---------- SUPPLIED MATERIAL

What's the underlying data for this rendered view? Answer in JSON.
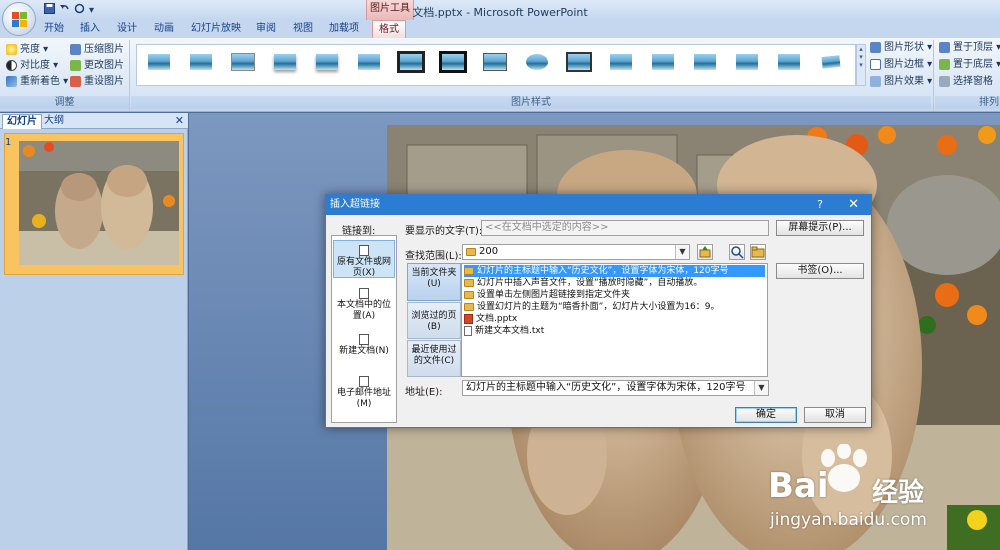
{
  "window": {
    "title": "文档.pptx - Microsoft PowerPoint",
    "context_tab_group": "图片工具",
    "qat_glyphs": [
      "▾"
    ]
  },
  "ribbon": {
    "tabs": [
      "开始",
      "插入",
      "设计",
      "动画",
      "幻灯片放映",
      "审阅",
      "视图",
      "加载项",
      "格式"
    ],
    "active_tab": "格式",
    "adjust_group": {
      "label": "调整",
      "items": [
        "亮度 ▾",
        "对比度 ▾",
        "重新着色 ▾",
        "压缩图片",
        "更改图片",
        "重设图片"
      ]
    },
    "styles_group": {
      "label": "图片样式"
    },
    "picture_group": {
      "items": [
        "图片形状 ▾",
        "图片边框 ▾",
        "图片效果 ▾"
      ]
    },
    "arrange_group": {
      "label": "排列",
      "items": [
        "置于顶层 ▾",
        "置于底层 ▾",
        "选择窗格"
      ]
    }
  },
  "left_pane": {
    "tabs": [
      "幻灯片",
      "大纲"
    ],
    "close": "✕",
    "slide_number": "1"
  },
  "dialog": {
    "title": "插入超链接",
    "help": "?",
    "close": "✕",
    "link_to_label": "链接到:",
    "link_targets": [
      "原有文件或网页(X)",
      "本文档中的位置(A)",
      "新建文档(N)",
      "电子邮件地址(M)"
    ],
    "display_text_label": "要显示的文字(T):",
    "display_text_value": "<<在文档中选定的内容>>",
    "screen_tip_button": "屏幕提示(P)...",
    "look_in_label": "查找范围(L):",
    "look_in_value": "200",
    "nav_items": [
      "当前文件夹(U)",
      "浏览过的页(B)",
      "最近使用过的文件(C)"
    ],
    "files": [
      "幻灯片的主标题中输入“历史文化”，设置字体为宋体，120字号",
      "幻灯片中插入声音文件，设置“播放时隐藏”，自动播放。",
      "设置单击左侧图片超链接到指定文件夹",
      "设置幻灯片的主题为“暗香扑面”，幻灯片大小设置为16：9。",
      "文档.pptx",
      "新建文本文档.txt"
    ],
    "bookmark_button": "书签(O)...",
    "address_label": "地址(E):",
    "address_value": "幻灯片的主标题中输入“历史文化”，设置字体为宋体，120字号",
    "ok_button": "确定",
    "cancel_button": "取消"
  },
  "watermark": {
    "brand": "Bai",
    "brand_cn": "经验",
    "url": "jingyan.baidu.com"
  }
}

--------------------

GIVEN TASK:
Every entry should be returned exactly as written, minus the pictures.

WRITTEN SOLUTION:
What's the underlying data for this rendered view? Answer in JSON.
{
  "window": {
    "title": "文档.pptx - Microsoft PowerPoint",
    "context_tab_group": "图片工具",
    "qat_glyphs": [
      "▾"
    ]
  },
  "ribbon": {
    "tabs": [
      "开始",
      "插入",
      "设计",
      "动画",
      "幻灯片放映",
      "审阅",
      "视图",
      "加载项",
      "格式"
    ],
    "active_tab": "格式",
    "adjust_group": {
      "label": "调整",
      "items": [
        "亮度 ▾",
        "对比度 ▾",
        "重新着色 ▾",
        "压缩图片",
        "更改图片",
        "重设图片"
      ]
    },
    "styles_group": {
      "label": "图片样式"
    },
    "picture_group": {
      "items": [
        "图片形状 ▾",
        "图片边框 ▾",
        "图片效果 ▾"
      ]
    },
    "arrange_group": {
      "label": "排列",
      "items": [
        "置于顶层 ▾",
        "置于底层 ▾",
        "选择窗格"
      ]
    }
  },
  "left_pane": {
    "tabs": [
      "幻灯片",
      "大纲"
    ],
    "close": "✕",
    "slide_number": "1"
  },
  "dialog": {
    "title": "插入超链接",
    "help": "?",
    "close": "✕",
    "link_to_label": "链接到:",
    "link_targets": [
      "原有文件或网页(X)",
      "本文档中的位置(A)",
      "新建文档(N)",
      "电子邮件地址(M)"
    ],
    "display_text_label": "要显示的文字(T):",
    "display_text_value": "<<在文档中选定的内容>>",
    "screen_tip_button": "屏幕提示(P)...",
    "look_in_label": "查找范围(L):",
    "look_in_value": "200",
    "nav_items": [
      "当前文件夹(U)",
      "浏览过的页(B)",
      "最近使用过的文件(C)"
    ],
    "files": [
      "幻灯片的主标题中输入“历史文化”，设置字体为宋体，120字号",
      "幻灯片中插入声音文件，设置“播放时隐藏”，自动播放。",
      "设置单击左侧图片超链接到指定文件夹",
      "设置幻灯片的主题为“暗香扑面”，幻灯片大小设置为16：9。",
      "文档.pptx",
      "新建文本文档.txt"
    ],
    "bookmark_button": "书签(O)...",
    "address_label": "地址(E):",
    "address_value": "幻灯片的主标题中输入“历史文化”，设置字体为宋体，120字号",
    "ok_button": "确定",
    "cancel_button": "取消"
  },
  "watermark": {
    "brand": "Bai",
    "brand_cn": "经验",
    "url": "jingyan.baidu.com"
  }
}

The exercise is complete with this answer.